● **Aim of the task**: Pull out every line from the listing that has the word "ciencias".

● **Data shown**:
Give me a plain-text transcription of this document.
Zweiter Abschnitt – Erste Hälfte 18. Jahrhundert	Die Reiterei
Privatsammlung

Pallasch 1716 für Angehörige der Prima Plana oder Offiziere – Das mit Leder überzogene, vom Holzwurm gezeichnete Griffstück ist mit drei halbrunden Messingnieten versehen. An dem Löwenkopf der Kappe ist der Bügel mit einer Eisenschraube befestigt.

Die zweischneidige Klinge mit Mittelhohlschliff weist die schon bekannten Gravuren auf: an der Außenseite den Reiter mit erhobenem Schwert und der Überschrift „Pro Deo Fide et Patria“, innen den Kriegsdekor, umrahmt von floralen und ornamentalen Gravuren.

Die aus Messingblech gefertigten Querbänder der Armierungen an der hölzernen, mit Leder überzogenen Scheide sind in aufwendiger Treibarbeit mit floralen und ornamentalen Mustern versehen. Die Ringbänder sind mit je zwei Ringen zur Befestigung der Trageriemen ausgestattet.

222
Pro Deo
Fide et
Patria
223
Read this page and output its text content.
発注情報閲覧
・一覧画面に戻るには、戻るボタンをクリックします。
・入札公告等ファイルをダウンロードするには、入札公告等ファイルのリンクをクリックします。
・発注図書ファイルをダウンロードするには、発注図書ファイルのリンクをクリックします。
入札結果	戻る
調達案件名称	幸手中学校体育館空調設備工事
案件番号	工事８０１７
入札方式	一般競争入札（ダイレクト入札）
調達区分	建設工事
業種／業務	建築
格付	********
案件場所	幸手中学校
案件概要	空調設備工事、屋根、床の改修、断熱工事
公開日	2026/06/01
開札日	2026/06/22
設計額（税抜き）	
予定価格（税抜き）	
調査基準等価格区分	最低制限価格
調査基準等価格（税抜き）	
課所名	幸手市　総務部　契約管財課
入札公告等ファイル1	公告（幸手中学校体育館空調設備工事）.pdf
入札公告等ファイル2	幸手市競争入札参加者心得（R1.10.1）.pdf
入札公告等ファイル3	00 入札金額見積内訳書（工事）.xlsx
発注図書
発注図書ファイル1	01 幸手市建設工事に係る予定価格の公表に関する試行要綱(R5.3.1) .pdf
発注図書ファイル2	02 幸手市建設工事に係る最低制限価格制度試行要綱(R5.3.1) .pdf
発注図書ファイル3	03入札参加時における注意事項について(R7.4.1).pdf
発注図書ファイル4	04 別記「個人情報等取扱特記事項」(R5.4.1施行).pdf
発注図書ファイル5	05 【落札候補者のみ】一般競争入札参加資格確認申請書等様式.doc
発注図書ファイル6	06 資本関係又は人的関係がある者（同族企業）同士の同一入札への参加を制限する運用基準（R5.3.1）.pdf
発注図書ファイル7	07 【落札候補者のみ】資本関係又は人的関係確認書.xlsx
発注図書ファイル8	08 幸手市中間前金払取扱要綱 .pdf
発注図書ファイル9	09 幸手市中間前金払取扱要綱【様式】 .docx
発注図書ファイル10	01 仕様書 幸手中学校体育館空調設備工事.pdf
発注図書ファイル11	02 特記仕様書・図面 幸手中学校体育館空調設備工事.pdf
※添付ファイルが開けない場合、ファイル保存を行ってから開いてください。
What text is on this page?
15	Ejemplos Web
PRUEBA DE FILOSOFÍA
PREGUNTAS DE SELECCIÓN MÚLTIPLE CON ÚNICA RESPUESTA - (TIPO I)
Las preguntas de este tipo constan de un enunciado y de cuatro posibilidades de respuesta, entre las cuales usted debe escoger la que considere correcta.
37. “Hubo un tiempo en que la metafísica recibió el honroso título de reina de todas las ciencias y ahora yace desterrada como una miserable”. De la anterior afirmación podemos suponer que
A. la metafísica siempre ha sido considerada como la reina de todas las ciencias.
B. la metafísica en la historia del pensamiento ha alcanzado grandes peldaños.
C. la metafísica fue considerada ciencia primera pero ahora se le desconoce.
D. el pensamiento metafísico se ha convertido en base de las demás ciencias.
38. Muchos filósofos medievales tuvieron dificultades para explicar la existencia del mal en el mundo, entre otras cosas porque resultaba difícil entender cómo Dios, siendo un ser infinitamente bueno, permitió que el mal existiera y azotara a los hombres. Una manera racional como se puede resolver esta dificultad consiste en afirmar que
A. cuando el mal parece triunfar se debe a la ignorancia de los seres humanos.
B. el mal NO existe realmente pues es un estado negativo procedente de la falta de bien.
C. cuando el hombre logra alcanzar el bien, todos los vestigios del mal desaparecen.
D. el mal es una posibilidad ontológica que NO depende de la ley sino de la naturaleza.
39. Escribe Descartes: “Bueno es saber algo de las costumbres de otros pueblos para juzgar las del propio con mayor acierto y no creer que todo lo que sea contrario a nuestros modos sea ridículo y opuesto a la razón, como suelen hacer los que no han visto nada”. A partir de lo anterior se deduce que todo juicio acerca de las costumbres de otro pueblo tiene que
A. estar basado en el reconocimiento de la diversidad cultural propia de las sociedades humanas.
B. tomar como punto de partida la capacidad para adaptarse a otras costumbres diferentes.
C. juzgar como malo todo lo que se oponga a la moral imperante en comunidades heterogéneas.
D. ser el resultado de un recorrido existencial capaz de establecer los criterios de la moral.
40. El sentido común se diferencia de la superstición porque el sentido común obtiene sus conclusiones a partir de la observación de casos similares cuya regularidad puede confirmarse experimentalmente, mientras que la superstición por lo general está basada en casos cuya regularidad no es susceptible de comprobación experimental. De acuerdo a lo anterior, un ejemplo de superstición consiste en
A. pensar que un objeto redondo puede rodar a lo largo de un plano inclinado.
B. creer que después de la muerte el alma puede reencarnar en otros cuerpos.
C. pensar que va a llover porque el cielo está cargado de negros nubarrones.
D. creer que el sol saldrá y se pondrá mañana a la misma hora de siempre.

● **Full answer**:
37. “Hubo un tiempo en que la metafísica recibió el honroso título de reina de todas las ciencias y ahora yace desterrada como una miserable”. De la anterior afirmación podemos suponer que
A. la metafísica siempre ha sido considerada como la reina de todas las ciencias.
D. el pensamiento metafísico se ha convertido en base de las demás ciencias.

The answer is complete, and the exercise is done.